■ **Data items**:
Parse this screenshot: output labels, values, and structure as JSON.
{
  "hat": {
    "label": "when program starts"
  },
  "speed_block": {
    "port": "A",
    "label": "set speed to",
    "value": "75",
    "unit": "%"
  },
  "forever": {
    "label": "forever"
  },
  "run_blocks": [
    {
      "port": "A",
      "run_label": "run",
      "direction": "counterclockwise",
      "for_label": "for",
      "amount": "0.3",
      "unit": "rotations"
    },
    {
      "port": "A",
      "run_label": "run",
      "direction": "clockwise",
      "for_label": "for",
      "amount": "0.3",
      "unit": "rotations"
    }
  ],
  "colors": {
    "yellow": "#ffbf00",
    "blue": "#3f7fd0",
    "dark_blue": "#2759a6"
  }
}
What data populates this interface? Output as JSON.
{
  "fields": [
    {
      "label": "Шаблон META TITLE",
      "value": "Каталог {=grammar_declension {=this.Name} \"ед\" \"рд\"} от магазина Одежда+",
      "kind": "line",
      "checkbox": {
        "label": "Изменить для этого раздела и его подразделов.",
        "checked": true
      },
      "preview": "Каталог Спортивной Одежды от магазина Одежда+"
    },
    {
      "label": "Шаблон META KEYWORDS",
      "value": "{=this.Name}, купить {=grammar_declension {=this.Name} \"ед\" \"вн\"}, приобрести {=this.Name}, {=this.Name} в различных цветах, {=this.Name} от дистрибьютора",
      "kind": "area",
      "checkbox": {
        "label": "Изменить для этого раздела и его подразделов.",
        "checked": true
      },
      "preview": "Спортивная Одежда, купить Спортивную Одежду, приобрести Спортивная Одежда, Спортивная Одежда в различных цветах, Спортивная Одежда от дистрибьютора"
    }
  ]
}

■ **WHAT YOU HAVE TO DO**:
Recite the full listing above exactly.

■ **THE RESPONSE**:
Parse this screenshot: output labels, values, and structure as JSON.
{
  "hat": {
    "label": "when program starts"
  },
  "speed_block": {
    "port": "A",
    "label": "set speed to",
    "value": "75",
    "unit": "%"
  },
  "forever": {
    "label": "forever"
  },
  "run_blocks": [
    {
      "port": "A",
      "run_label": "run",
      "direction": "counterclockwise",
      "for_label": "for",
      "amount": "0.3",
      "unit": "rotations"
    },
    {
      "port": "A",
      "run_label": "run",
      "direction": "clockwise",
      "for_label": "for",
      "amount": "0.3",
      "unit": "rotations"
    }
  ],
  "colors": {
    "yellow": "#ffbf00",
    "blue": "#3f7fd0",
    "dark_blue": "#2759a6"
  }
}
What data populates this interface? Output as JSON.
{
  "fields": [
    {
      "label": "Шаблон META TITLE",
      "value": "Каталог {=grammar_declension {=this.Name} \"ед\" \"рд\"} от магазина Одежда+",
      "kind": "line",
      "checkbox": {
        "label": "Изменить для этого раздела и его подразделов.",
        "checked": true
      },
      "preview": "Каталог Спортивной Одежды от магазина Одежда+"
    },
    {
      "label": "Шаблон META KEYWORDS",
      "value": "{=this.Name}, купить {=grammar_declension {=this.Name} \"ед\" \"вн\"}, приобрести {=this.Name}, {=this.Name} в различных цветах, {=this.Name} от дистрибьютора",
      "kind": "area",
      "checkbox": {
        "label": "Изменить для этого раздела и его подразделов.",
        "checked": true
      },
      "preview": "Спортивная Одежда, купить Спортивную Одежду, приобрести Спортивная Одежда, Спортивная Одежда в различных цветах, Спортивная Одежда от дистрибьютора"
    }
  ]
}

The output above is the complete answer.